[Figure contents as structured data]
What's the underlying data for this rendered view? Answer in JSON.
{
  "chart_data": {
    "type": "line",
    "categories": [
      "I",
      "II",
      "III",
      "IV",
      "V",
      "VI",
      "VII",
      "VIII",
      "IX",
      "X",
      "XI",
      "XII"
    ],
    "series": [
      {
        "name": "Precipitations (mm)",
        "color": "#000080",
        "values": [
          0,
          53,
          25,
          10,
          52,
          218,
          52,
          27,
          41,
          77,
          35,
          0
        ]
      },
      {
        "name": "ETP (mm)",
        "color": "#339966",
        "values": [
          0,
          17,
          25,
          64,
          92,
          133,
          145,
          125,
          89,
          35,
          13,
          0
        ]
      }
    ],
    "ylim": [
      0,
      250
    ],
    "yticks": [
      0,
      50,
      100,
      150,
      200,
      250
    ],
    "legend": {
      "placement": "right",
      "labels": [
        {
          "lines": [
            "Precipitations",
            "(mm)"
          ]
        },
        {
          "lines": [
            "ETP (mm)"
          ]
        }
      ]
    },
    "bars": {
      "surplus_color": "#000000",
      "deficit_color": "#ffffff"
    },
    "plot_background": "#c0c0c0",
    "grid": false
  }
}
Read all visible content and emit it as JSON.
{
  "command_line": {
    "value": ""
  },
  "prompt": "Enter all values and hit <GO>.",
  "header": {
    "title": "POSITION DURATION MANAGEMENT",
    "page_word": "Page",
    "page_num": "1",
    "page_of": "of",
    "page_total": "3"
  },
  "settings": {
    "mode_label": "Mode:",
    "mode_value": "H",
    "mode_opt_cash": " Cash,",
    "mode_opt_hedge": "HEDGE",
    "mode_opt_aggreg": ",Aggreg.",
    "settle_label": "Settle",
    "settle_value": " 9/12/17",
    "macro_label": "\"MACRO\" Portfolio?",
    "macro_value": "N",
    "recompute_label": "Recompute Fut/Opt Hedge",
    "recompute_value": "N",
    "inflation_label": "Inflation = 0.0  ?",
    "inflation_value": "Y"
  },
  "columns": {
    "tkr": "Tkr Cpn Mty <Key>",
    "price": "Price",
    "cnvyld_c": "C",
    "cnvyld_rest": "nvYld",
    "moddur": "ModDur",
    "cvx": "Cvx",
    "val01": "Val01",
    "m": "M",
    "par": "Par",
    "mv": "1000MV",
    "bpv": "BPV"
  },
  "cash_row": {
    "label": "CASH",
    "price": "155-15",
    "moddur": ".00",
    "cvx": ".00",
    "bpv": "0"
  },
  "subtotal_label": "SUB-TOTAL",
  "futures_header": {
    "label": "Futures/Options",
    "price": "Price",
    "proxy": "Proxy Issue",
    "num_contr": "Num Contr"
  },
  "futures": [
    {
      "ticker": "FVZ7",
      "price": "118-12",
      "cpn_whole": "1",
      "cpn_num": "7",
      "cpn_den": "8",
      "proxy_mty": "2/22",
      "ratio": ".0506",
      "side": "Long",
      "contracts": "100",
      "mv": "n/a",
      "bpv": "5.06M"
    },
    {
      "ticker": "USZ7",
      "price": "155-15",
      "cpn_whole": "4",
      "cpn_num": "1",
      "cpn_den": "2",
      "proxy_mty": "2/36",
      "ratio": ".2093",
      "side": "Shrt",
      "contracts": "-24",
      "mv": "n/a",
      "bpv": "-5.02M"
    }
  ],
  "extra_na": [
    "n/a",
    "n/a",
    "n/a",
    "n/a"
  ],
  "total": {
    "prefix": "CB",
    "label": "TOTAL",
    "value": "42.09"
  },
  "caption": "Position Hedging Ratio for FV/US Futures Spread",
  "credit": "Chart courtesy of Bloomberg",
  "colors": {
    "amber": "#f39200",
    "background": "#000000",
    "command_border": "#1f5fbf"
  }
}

** AIM OF THE TASK **
Restate each record word for word.

** COMPLETE ANSWER **
What's the underlying data for this rendered view? Answer in JSON.
{
  "chart_data": {
    "type": "line",
    "categories": [
      "I",
      "II",
      "III",
      "IV",
      "V",
      "VI",
      "VII",
      "VIII",
      "IX",
      "X",
      "XI",
      "XII"
    ],
    "series": [
      {
        "name": "Precipitations (mm)",
        "color": "#000080",
        "values": [
          0,
          53,
          25,
          10,
          52,
          218,
          52,
          27,
          41,
          77,
          35,
          0
        ]
      },
      {
        "name": "ETP (mm)",
        "color": "#339966",
        "values": [
          0,
          17,
          25,
          64,
          92,
          133,
          145,
          125,
          89,
          35,
          13,
          0
        ]
      }
    ],
    "ylim": [
      0,
      250
    ],
    "yticks": [
      0,
      50,
      100,
      150,
      200,
      250
    ],
    "legend": {
      "placement": "right",
      "labels": [
        {
          "lines": [
            "Precipitations",
            "(mm)"
          ]
        },
        {
          "lines": [
            "ETP (mm)"
          ]
        }
      ]
    },
    "bars": {
      "surplus_color": "#000000",
      "deficit_color": "#ffffff"
    },
    "plot_background": "#c0c0c0",
    "grid": false
  }
}
Read all visible content and emit it as JSON.
{
  "command_line": {
    "value": ""
  },
  "prompt": "Enter all values and hit <GO>.",
  "header": {
    "title": "POSITION DURATION MANAGEMENT",
    "page_word": "Page",
    "page_num": "1",
    "page_of": "of",
    "page_total": "3"
  },
  "settings": {
    "mode_label": "Mode:",
    "mode_value": "H",
    "mode_opt_cash": " Cash,",
    "mode_opt_hedge": "HEDGE",
    "mode_opt_aggreg": ",Aggreg.",
    "settle_label": "Settle",
    "settle_value": " 9/12/17",
    "macro_label": "\"MACRO\" Portfolio?",
    "macro_value": "N",
    "recompute_label": "Recompute Fut/Opt Hedge",
    "recompute_value": "N",
    "inflation_label": "Inflation = 0.0  ?",
    "inflation_value": "Y"
  },
  "columns": {
    "tkr": "Tkr Cpn Mty <Key>",
    "price": "Price",
    "cnvyld_c": "C",
    "cnvyld_rest": "nvYld",
    "moddur": "ModDur",
    "cvx": "Cvx",
    "val01": "Val01",
    "m": "M",
    "par": "Par",
    "mv": "1000MV",
    "bpv": "BPV"
  },
  "cash_row": {
    "label": "CASH",
    "price": "155-15",
    "moddur": ".00",
    "cvx": ".00",
    "bpv": "0"
  },
  "subtotal_label": "SUB-TOTAL",
  "futures_header": {
    "label": "Futures/Options",
    "price": "Price",
    "proxy": "Proxy Issue",
    "num_contr": "Num Contr"
  },
  "futures": [
    {
      "ticker": "FVZ7",
      "price": "118-12",
      "cpn_whole": "1",
      "cpn_num": "7",
      "cpn_den": "8",
      "proxy_mty": "2/22",
      "ratio": ".0506",
      "side": "Long",
      "contracts": "100",
      "mv": "n/a",
      "bpv": "5.06M"
    },
    {
      "ticker": "USZ7",
      "price": "155-15",
      "cpn_whole": "4",
      "cpn_num": "1",
      "cpn_den": "2",
      "proxy_mty": "2/36",
      "ratio": ".2093",
      "side": "Shrt",
      "contracts": "-24",
      "mv": "n/a",
      "bpv": "-5.02M"
    }
  ],
  "extra_na": [
    "n/a",
    "n/a",
    "n/a",
    "n/a"
  ],
  "total": {
    "prefix": "CB",
    "label": "TOTAL",
    "value": "42.09"
  },
  "caption": "Position Hedging Ratio for FV/US Futures Spread",
  "credit": "Chart courtesy of Bloomberg",
  "colors": {
    "amber": "#f39200",
    "background": "#000000",
    "command_border": "#1f5fbf"
  }
}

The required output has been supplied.